— BEGIN —

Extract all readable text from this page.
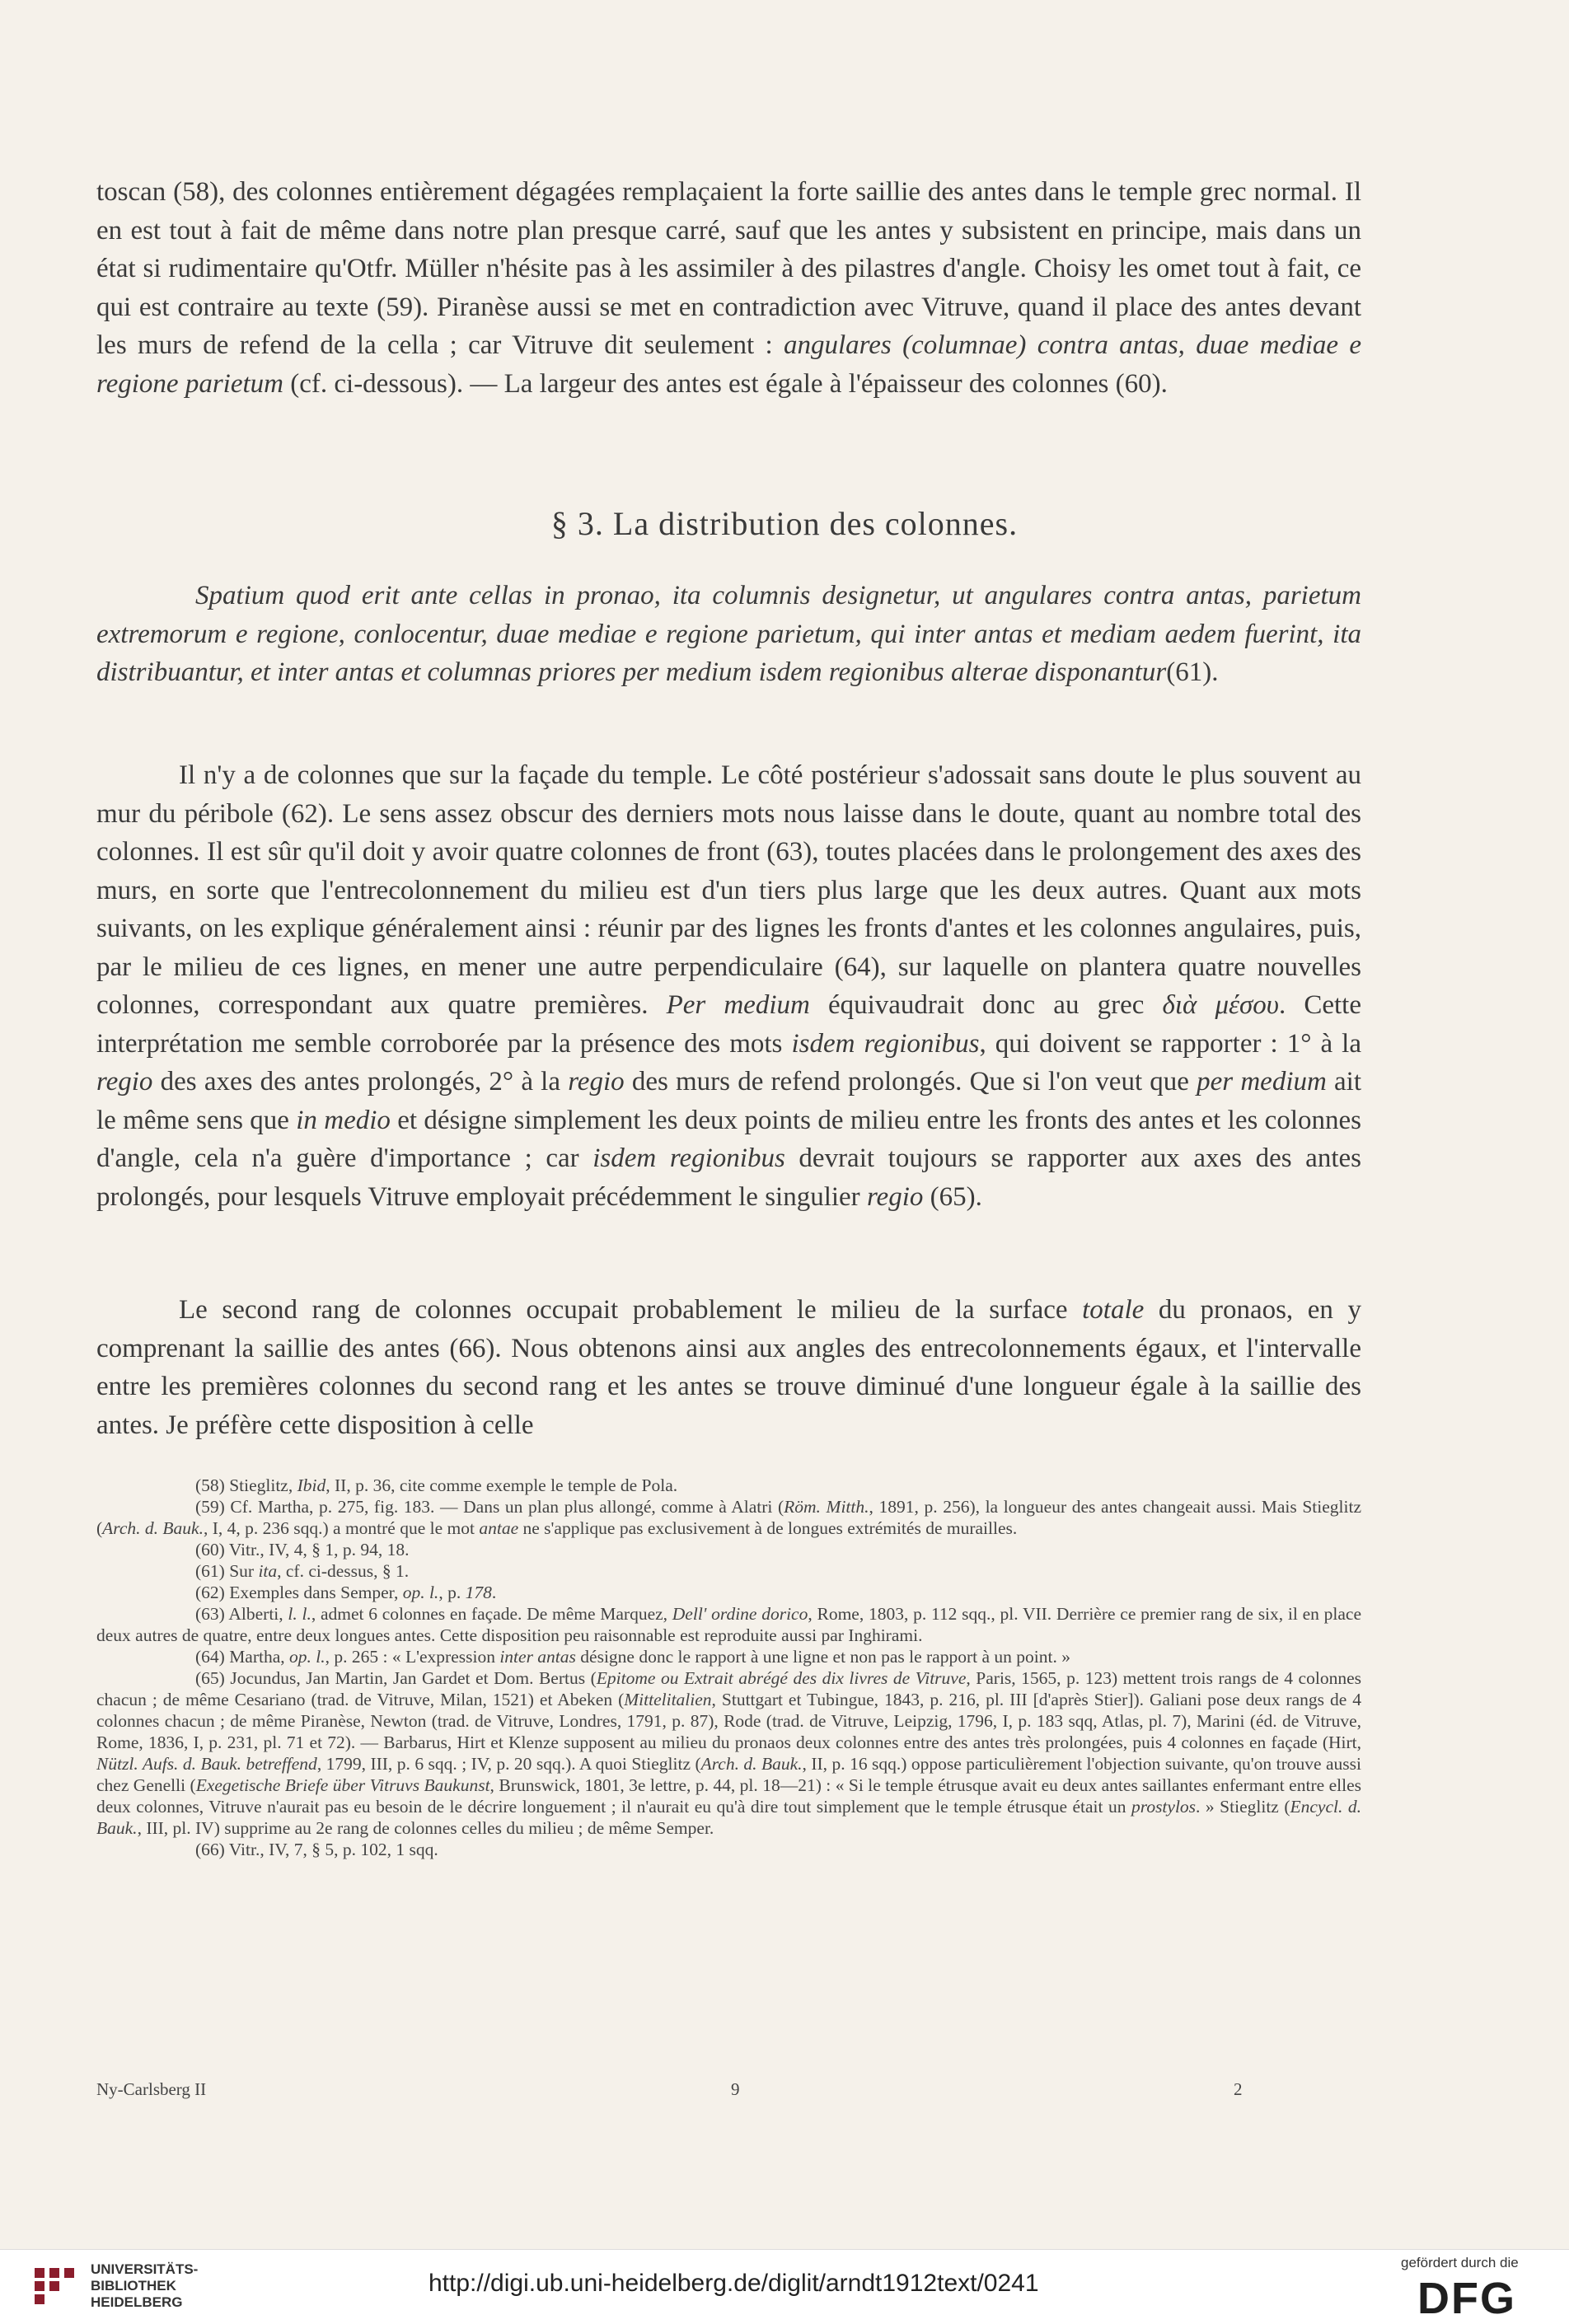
toscan (58), des colonnes entièrement dégagées remplaçaient la forte saillie des antes dans le temple grec normal. Il en est tout à fait de même dans notre plan presque carré, sauf que les antes y subsistent en principe, mais dans un état si rudimentaire qu'Otfr. Müller n'hésite pas à les assimiler à des pilastres d'angle. Choisy les omet tout à fait, ce qui est contraire au texte (59). Piranèse aussi se met en contradiction avec Vitruve, quand il place des antes devant les murs de refend de la cella ; car Vitruve dit seulement : angulares (columnae) contra antas, duae mediae e regione parietum (cf. ci-dessous). — La largeur des antes est égale à l'épaisseur des colonnes (60).

§ 3. La distribution des colonnes.

Spatium quod erit ante cellas in pronao, ita columnis designetur, ut angulares contra antas, parietum extremorum e regione, conlocentur, duae mediae e regione parietum, qui inter antas et mediam aedem fuerint, ita distribuantur, et inter antas et columnas priores per medium isdem regionibus alterae disponantur(61).

Il n'y a de colonnes que sur la façade du temple. Le côté postérieur s'adossait sans doute le plus souvent au mur du péribole (62). Le sens assez obscur des derniers mots nous laisse dans le doute, quant au nombre total des colonnes. Il est sûr qu'il doit y avoir quatre colonnes de front (63), toutes placées dans le prolongement des axes des murs, en sorte que l'entrecolonnement du milieu est d'un tiers plus large que les deux autres. Quant aux mots suivants, on les explique généralement ainsi : réunir par des lignes les fronts d'antes et les colonnes angulaires, puis, par le milieu de ces lignes, en mener une autre perpendiculaire (64), sur laquelle on plantera quatre nouvelles colonnes, correspondant aux quatre premières. Per medium équivaudrait donc au grec διὰ μέσου. Cette interprétation me semble corroborée par la présence des mots isdem regionibus, qui doivent se rapporter : 1° à la regio des axes des antes prolongés, 2° à la regio des murs de refend prolongés. Que si l'on veut que per medium ait le même sens que in medio et désigne simplement les deux points de milieu entre les fronts des antes et les colonnes d'angle, cela n'a guère d'importance ; car isdem regionibus devrait toujours se rapporter aux axes des antes prolongés, pour lesquels Vitruve employait précédemment le singulier regio (65).

Le second rang de colonnes occupait probablement le milieu de la surface totale du pronaos, en y comprenant la saillie des antes (66). Nous obtenons ainsi aux angles des entrecolonnements égaux, et l'intervalle entre les premières colonnes du second rang et les antes se trouve diminué d'une longueur égale à la saillie des antes. Je préfère cette disposition à celle

(58) Stieglitz, Ibid, II, p. 36, cite comme exemple le temple de Pola.

(59) Cf. Martha, p. 275, fig. 183. — Dans un plan plus allongé, comme à Alatri (Röm. Mitth., 1891, p. 256), la longueur des antes changeait aussi. Mais Stieglitz (Arch. d. Bauk., I, 4, p. 236 sqq.) a montré que le mot antae ne s'applique pas exclusivement à de longues extrémités de murailles.

(60) Vitr., IV, 4, § 1, p. 94, 18.

(61) Sur ita, cf. ci-dessus, § 1.

(62) Exemples dans Semper, op. l., p. 178.

(63) Alberti, l. l., admet 6 colonnes en façade. De même Marquez, Dell' ordine dorico, Rome, 1803, p. 112 sqq., pl. VII. Derrière ce premier rang de six, il en place deux autres de quatre, entre deux longues antes. Cette disposition peu raisonnable est reproduite aussi par Inghirami.

(64) Martha, op. l., p. 265 : « L'expression inter antas désigne donc le rapport à une ligne et non pas le rapport à un point. »

(65) Jocundus, Jan Martin, Jan Gardet et Dom. Bertus (Epitome ou Extrait abrégé des dix livres de Vitruve, Paris, 1565, p. 123) mettent trois rangs de 4 colonnes chacun ; de même Cesariano (trad. de Vitruve, Milan, 1521) et Abeken (Mittelitalien, Stuttgart et Tubingue, 1843, p. 216, pl. III [d'après Stier]). Galiani pose deux rangs de 4 colonnes chacun ; de même Piranèse, Newton (trad. de Vitruve, Londres, 1791, p. 87), Rode (trad. de Vitruve, Leipzig, 1796, I, p. 183 sqq, Atlas, pl. 7), Marini (éd. de Vitruve, Rome, 1836, I, p. 231, pl. 71 et 72). — Barbarus, Hirt et Klenze supposent au milieu du pronaos deux colonnes entre des antes très prolongées, puis 4 colonnes en façade (Hirt, Nützl. Aufs. d. Bauk. betreffend, 1799, III, p. 6 sqq. ; IV, p. 20 sqq.). A quoi Stieglitz (Arch. d. Bauk., II, p. 16 sqq.) oppose particulièrement l'objection suivante, qu'on trouve aussi chez Genelli (Exegetische Briefe über Vitruvs Baukunst, Brunswick, 1801, 3e lettre, p. 44, pl. 18—21) : « Si le temple étrusque avait eu deux antes saillantes enfermant entre elles deux colonnes, Vitruve n'aurait pas eu besoin de le décrire longuement ; il n'aurait eu qu'à dire tout simplement que le temple étrusque était un prostylos. » Stieglitz (Encycl. d. Bauk., III, pl. IV) supprime au 2e rang de colonnes celles du milieu ; de même Semper.

(66) Vitr., IV, 7, § 5, p. 102, 1 sqq.

Ny-Carlsberg II	9	2
UNIVERSITÄTS-
BIBLIOTHEK
HEIDELBERG
http://digi.ub.uni-heidelberg.de/diglit/arndt1912text/0241
gefördert durch die
DFG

— END —

Return every line containing "trouve".

EXERCISE OUTPUT:
Le second rang de colonnes occupait probablement le milieu de la surface totale du pronaos, en y comprenant la saillie des antes (66). Nous obtenons ainsi aux angles des entrecolonnements égaux, et l'intervalle entre les premières colonnes du second rang et les antes se trouve diminué d'une longueur égale à la saillie des antes. Je préfère cette disposition à celle
(65) Jocundus, Jan Martin, Jan Gardet et Dom. Bertus (Epitome ou Extrait abrégé des dix livres de Vitruve, Paris, 1565, p. 123) mettent trois rangs de 4 colonnes chacun ; de même Cesariano (trad. de Vitruve, Milan, 1521) et Abeken (Mittelitalien, Stuttgart et Tubingue, 1843, p. 216, pl. III [d'après Stier]). Galiani pose deux rangs de 4 colonnes chacun ; de même Piranèse, Newton (trad. de Vitruve, Londres, 1791, p. 87), Rode (trad. de Vitruve, Leipzig, 1796, I, p. 183 sqq, Atlas, pl. 7), Marini (éd. de Vitruve, Rome, 1836, I, p. 231, pl. 71 et 72). — Barbarus, Hirt et Klenze supposent au milieu du pronaos deux colonnes entre des antes très prolongées, puis 4 colonnes en façade (Hirt, Nützl. Aufs. d. Bauk. betreffend, 1799, III, p. 6 sqq. ; IV, p. 20 sqq.). A quoi Stieglitz (Arch. d. Bauk., II, p. 16 sqq.) oppose particulièrement l'objection suivante, qu'on trouve aussi chez Genelli (Exegetische Briefe über Vitruvs Baukunst, Brunswick, 1801, 3e lettre, p. 44, pl. 18—21) : « Si le temple étrusque avait eu deux antes saillantes enfermant entre elles deux colonnes, Vitruve n'aurait pas eu besoin de le décrire longuement ; il n'aurait eu qu'à dire tout simplement que le temple étrusque était un prostylos. » Stieglitz (Encycl. d. Bauk., III, pl. IV) supprime au 2e rang de colonnes celles du milieu ; de même Semper.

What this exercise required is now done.